▸ TASK PROMPT
Continue the passage on the Barton deoxygenation, picking up after its final sentence.

▸ SOURCE EXTRACT
The Barton deoxygenation (or Barton–McCombie deoxygenation) is a two-step reaction sequence for the reduction of an alcohol to an alkane. The alcohol is first converted to a methyl xanthate or thioimidazoyl carbamate. Then, the xanthate or thioimidazoyl carbamate is reduced with a tin hydride reagent under radical conditions to afford the alkane. Trialkylsilanes have also been used as the hydride source. Reviews: (a) McCombie, S. W. In Comprehensive Organic Synthesis; Trost, B. M.; Fleming, I., Eds.; Pergamon Press: Oxford, U. K., 1991; Vol. 8, Chapter 4.2: Reduction of Saturated Alcohols and Amines to Alkanes, pp. 818–824. (b) Crich, D.; Quintero, L. Chem. Rev. 1989, 89, 1413–1432. To a solution of the â-hydroxy-N-methyl-O-methylamide (0.272 g, 1.55 mol) in tetrahydrofuran (THF) (30 mL) were added carbon disulfide (6.75 mL, 112 mmol) and iodomethane (6.70 mL, 108 mmol) at 0 °C. The mixture was stirred at this temperature for 0.25 h, and then sodium hydride (60% suspension in mineral, 136.3 mg, 3.4 mmol) was added. After 20 min at 0 °C, the reaction was quenched by slow addition to 60 g of crushed ice. (Caution: hydrogen gas evolution!). The mixture was raised to room temperature and separated, and the aqueous layer was extracted with CH2Cl2 (4 × 15 mL). The combined organic extracts were dried (Na2SO4</aub>), concentrated in vacuo, and purified (SiO2, 5% EtOAc in hexanes) to afford 0.354 g (86%) of the xanthate. To a solution of the xanthate (2.95 g, 11.1 mmol) in toluene (100 mL) was added tributyltin hydride (15.2 mL, 56.6 mmol) and 2,2´-azobisisobutyronitrile (AIBN, 0.109 g, 0.664 mmol). The reaction mixture was then heated to reflux for 1 h. The mixture was cooled, concentrated in vacuo, and purified (SiO2, 100% hexanes to remove tin byproducts, followed by 10% EtOAc in hexanes to elute product) to afford 1.69 g (96%) of the N-methyl-O-methylamide.

▸ EXTRACTED DATA
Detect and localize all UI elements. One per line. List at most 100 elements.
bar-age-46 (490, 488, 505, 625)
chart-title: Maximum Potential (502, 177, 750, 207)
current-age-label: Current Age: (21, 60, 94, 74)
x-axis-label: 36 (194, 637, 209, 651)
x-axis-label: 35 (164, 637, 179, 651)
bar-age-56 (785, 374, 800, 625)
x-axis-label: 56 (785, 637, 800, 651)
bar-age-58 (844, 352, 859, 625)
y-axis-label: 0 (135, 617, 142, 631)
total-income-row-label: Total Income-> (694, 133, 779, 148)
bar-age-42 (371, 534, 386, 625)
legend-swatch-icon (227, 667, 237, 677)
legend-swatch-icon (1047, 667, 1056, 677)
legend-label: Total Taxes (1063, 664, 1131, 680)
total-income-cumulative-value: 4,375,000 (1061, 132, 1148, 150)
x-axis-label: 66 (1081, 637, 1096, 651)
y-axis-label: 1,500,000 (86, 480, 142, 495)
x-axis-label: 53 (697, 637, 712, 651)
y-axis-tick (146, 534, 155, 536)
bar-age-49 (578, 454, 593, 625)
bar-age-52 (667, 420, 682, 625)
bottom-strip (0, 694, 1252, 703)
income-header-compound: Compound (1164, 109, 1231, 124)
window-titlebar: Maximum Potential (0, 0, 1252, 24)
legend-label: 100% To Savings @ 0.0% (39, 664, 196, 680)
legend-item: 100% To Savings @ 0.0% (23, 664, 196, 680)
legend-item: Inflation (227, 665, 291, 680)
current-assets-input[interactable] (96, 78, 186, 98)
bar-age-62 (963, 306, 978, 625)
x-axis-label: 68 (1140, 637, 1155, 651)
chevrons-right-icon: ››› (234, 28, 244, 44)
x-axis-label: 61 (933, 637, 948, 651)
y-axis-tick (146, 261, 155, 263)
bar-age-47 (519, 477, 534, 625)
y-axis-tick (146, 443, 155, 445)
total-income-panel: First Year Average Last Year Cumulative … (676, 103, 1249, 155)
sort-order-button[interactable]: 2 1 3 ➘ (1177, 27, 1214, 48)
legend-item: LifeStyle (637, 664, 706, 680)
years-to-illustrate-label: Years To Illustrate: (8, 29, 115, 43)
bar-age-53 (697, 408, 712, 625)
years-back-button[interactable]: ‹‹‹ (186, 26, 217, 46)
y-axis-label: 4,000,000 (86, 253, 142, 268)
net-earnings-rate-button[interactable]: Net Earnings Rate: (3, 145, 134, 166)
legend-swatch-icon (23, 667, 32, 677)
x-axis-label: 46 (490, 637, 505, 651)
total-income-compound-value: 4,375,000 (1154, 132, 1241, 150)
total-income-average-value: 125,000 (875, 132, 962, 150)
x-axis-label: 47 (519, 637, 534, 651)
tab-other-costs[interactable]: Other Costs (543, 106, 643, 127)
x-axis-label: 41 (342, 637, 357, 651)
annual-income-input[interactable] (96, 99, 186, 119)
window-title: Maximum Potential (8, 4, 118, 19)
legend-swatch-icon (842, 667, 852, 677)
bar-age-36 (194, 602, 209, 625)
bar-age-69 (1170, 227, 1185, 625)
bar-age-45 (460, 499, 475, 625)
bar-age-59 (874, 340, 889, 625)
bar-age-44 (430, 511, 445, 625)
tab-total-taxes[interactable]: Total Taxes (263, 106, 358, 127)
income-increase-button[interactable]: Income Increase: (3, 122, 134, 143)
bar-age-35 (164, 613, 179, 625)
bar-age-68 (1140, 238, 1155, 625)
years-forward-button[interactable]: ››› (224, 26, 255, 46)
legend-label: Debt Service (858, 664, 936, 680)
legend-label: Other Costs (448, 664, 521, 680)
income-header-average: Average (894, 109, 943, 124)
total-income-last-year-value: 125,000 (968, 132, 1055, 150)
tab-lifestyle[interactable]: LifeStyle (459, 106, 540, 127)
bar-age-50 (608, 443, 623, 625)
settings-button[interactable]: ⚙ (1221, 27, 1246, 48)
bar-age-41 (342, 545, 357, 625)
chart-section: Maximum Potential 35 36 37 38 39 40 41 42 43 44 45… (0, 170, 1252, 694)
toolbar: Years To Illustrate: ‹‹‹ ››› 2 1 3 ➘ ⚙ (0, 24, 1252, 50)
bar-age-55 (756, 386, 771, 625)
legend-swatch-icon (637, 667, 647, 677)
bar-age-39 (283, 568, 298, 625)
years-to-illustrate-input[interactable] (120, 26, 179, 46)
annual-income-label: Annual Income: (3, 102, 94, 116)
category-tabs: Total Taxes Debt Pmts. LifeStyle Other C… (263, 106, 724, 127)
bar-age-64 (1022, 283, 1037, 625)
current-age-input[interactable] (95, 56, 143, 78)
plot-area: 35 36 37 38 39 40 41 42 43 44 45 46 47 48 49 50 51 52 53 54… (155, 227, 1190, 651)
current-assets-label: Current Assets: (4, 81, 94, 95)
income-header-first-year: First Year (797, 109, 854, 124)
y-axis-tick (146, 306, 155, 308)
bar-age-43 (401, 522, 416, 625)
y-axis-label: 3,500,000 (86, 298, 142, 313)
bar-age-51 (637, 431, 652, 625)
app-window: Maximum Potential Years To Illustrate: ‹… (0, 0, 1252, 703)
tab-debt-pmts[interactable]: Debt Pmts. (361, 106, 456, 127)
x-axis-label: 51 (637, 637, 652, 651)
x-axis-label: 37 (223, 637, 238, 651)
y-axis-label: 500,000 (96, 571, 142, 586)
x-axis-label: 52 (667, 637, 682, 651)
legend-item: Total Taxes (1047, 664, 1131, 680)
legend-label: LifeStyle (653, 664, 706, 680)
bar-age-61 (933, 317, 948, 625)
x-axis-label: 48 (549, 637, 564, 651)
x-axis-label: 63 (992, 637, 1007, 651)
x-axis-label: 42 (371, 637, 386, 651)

▸ FINAL ANSWER
Oxidation

Activated manganese dioxide (MnO2) reliably oxidizes acetylenic, allylic, and benzylic alcohols to aldehydes and ketones. Saturated primary and secondary alcohols are also oxidized, albeit more slowly. The two main concerns are the activity of the manganese dioxide and the slow filtration of salts after the reaction. Activated MnO2 is available commercially or may be prepared. To a solution of 15.3 g (37.5 mmol) of the alcohol in 150 mL of hexanes was added 60 g of activated MnO2. The reaction mixture was stirred at 22 °C overnight and filtered, and the solid residue was washed with 30% EtOAc in hexanes solution. The combined filtrates were dried (Na2SO4) and concentrated in vacuo. The residue was purified by chromatography on SiO2 (EtOAc:hexanes, 1:10) to give 13.7 g (90%) of the ketone as a colorless oil. Reference: Wipf, P.; Xu, W. J. Org. Chem. 1996, 61, 6556–6562. Chromium-based oxidations are reliable and well established, but the toxicity associated with chromium salts have meant that they are generally considered the second choice. For a review of chromium–amine complex oxidations, see Luzzio, F. A. Org. React. 1998, 53, 1-221. To a mixture of pyridinium chlorochromate (PCC 339 mg, 1.57 mmol), ammonium acetate (215 mg, 2.62 mmol), and 4 Å molecular sieves (610 mg) in CH2Cl2 (33 mL) was added a solution of the alcohol (208 mg, 1.05 mmol) in CH2Cl2 (14 mL) under argon at 0 °C over a period of 10 min. After the mixture had been stirred at room temperature for 3 h, diethyl ether (200 mL) was added and the mixture was filtered through a short pad of Florisil. The filtrate was washed successively with water (100 mL) and brine (100 mL), dried with Na2SO4, and concentrated. The residue was purified by chromatography on silica gel (hexane 70%, Et2O 30%) followed by distillation to give the aldehyde as a colorless oil (132 mg, 63%).